EXTRAIT CHOISI:
<<<<

Quel type de redressement le français nécessite-t-il ?
Dans un article que Le Devoir vient de publier (« Le français a besoin d’un redressement radical »), Gérard Bouchard cerne clairement les écueils qui guettent le français au Québec et explique pourquoi il vaut la peine de corriger la situation. Il conclut qu’il presse de s’y mettre, mais n’explique pas comment. Je tente ici de combler cette lacune en prenant pied sur les indices qu’il nous donne.
Bouchard fait trois constats. Premièrement, que le bilinguisme de masse (entendre : l’apprentissage de l’anglais) semble aujourd’hui inévitable et qu’il comporte des risques pour une culture minoritaire comme la nôtre. Deuxièmement, que l’attachement à notre langue devrait normalement suffire à la prémunir contre les aléas du bilinguisme. Troisièmement — et c’est ici que le mot « normalement » prend son sens dans le constat précédent —, que plusieurs d’entre nous ont relâché leur vigilance en s’appuyant sur la sécurité que conférait la loi 101.

>>>>

ENTRÉES PRÉSENTÉES:
<<<<

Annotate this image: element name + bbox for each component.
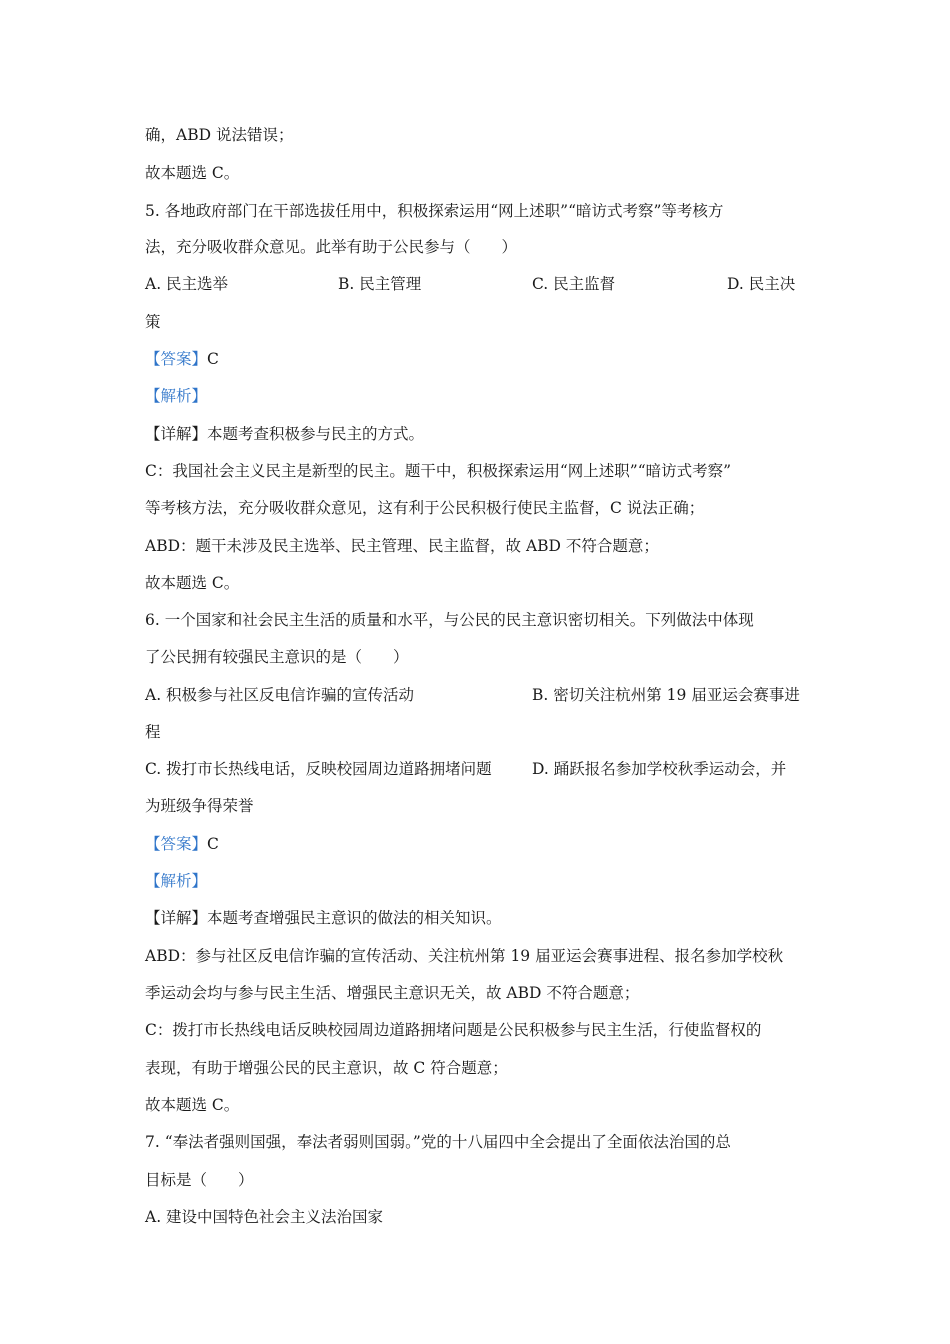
answer-value: C (207, 835, 219, 853)
option-d: D. 踊跃报名参加学校秋季运动会，并 (532, 760, 787, 778)
question-7-stem: 7. “奉法者强则国强，奉法者弱则国弱。”党的十八届四中全会提出了全面依法治国的总 (145, 1133, 731, 1151)
option-a: A. 民主选举 (145, 275, 229, 293)
answer-tag: 【答案】 (145, 835, 208, 853)
answer-line (145, 349, 219, 369)
explanation-line: C：拨打市长热线电话反映校园周边道路拥堵问题是公民积极参与民主生活，行使监督权的 (145, 1021, 762, 1039)
option-a: A. 建设中国特色社会主义法治国家 (145, 1208, 384, 1226)
option-b-continuation: 程 (145, 723, 161, 741)
option-c: C. 拨打市长热线电话，反映校园周边道路拥堵问题 (145, 760, 492, 778)
analysis-tag (145, 386, 207, 406)
option-d: D. 民主决 (727, 275, 796, 293)
option-c: C. 民主监督 (532, 275, 616, 293)
option-d-continuation: 为班级争得荣誉 (145, 797, 254, 815)
detail-text: 本题考查积极参与民主的方式。 (207, 425, 425, 443)
explanation-line: ABD：参与社区反电信诈骗的宣传活动、关注杭州第 19 届亚运会赛事进程、报名参加学校秋 (145, 947, 784, 965)
question-6-stem: 6. 一个国家和社会民主生活的质量和水平，与公民的民主意识密切相关。下列做法中体现 (145, 611, 754, 629)
explanation-line: 等考核方法，充分吸收群众意见，这有利于公民积极行使民主监督，C 说法正确； (145, 499, 705, 517)
option-b: B. 密切关注杭州第 19 届亚运会赛事进 (532, 686, 800, 704)
text-line: 故本题选 C。 (145, 164, 240, 182)
detail-text: 本题考查增强民主意识的做法的相关知识。 (207, 909, 502, 927)
explanation-line: 季运动会均与参与民主生活、增强民主意识无关，故 ABD 不符合题意； (145, 984, 640, 1002)
question-7-stem: 目标是（ ） (145, 1171, 254, 1189)
detail-line (145, 908, 502, 928)
conclusion-line: 故本题选 C。 (145, 1096, 240, 1114)
question-6-stem: 了公民拥有较强民主意识的是（ ） (145, 648, 409, 666)
analysis-label: 【解析】 (145, 387, 208, 405)
analysis-tag (145, 871, 207, 891)
conclusion-line: 故本题选 C。 (145, 574, 240, 592)
detail-line (145, 424, 424, 444)
detail-tag: 【详解】 (145, 425, 208, 443)
analysis-label: 【解析】 (145, 872, 208, 890)
answer-value: C (207, 350, 219, 368)
question-5-stem: 5. 各地政府部门在干部选拔任用中，积极探索运用“网上述职”“暗访式考察”等考核方 (145, 202, 724, 220)
option-b: B. 民主管理 (338, 275, 422, 293)
answer-tag: 【答案】 (145, 350, 208, 368)
explanation-line: C：我国社会主义民主是新型的民主。题干中，积极探索运用“网上述职”“暗访式考察” (145, 462, 732, 480)
text-line: 确，ABD 说法错误； (145, 126, 294, 144)
option-a: A. 积极参与社区反电信诈骗的宣传活动 (145, 686, 415, 704)
answer-line (145, 834, 219, 854)
question-5-stem: 法，充分吸收群众意见。此举有助于公民参与（ ） (145, 238, 518, 256)
option-d-continuation: 策 (145, 313, 161, 331)
detail-tag: 【详解】 (145, 909, 208, 927)
explanation-line: ABD：题干未涉及民主选举、民主管理、民主监督，故 ABD 不符合题意； (145, 537, 659, 555)
explanation-line: 表现，有助于增强公民的民主意识，故 C 符合题意； (145, 1059, 508, 1077)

>>>>

CONSIGNES:
1. Dans quel journal a paru l'article de Gérard Bouchard dont parle l'extrait ?
2. Recopiez le passage de l'extrait qui va de « Bouchard fait trois » à « la loi 101. ».
Appuyez-vous uniquement sur l'extrait.

RÉPONSES PAR CONSIGNE:
1. Dans Le Devoir.

2.
Bouchard fait trois constats. Premièrement, que le bilinguisme de masse (entendre : l’apprentissage de l’anglais) semble aujourd’hui inévitable et qu’il comporte des risques pour une culture minoritaire comme la nôtre. Deuxièmement, que l’attachement à notre langue devrait normalement suffire à la prémunir contre les aléas du bilinguisme. Troisièmement — et c’est ici que le mot « normalement » prend son sens dans le constat précédent —, que plusieurs d’entre nous ont relâché leur vigilance en s’appuyant sur la sécurité que conférait la loi 101.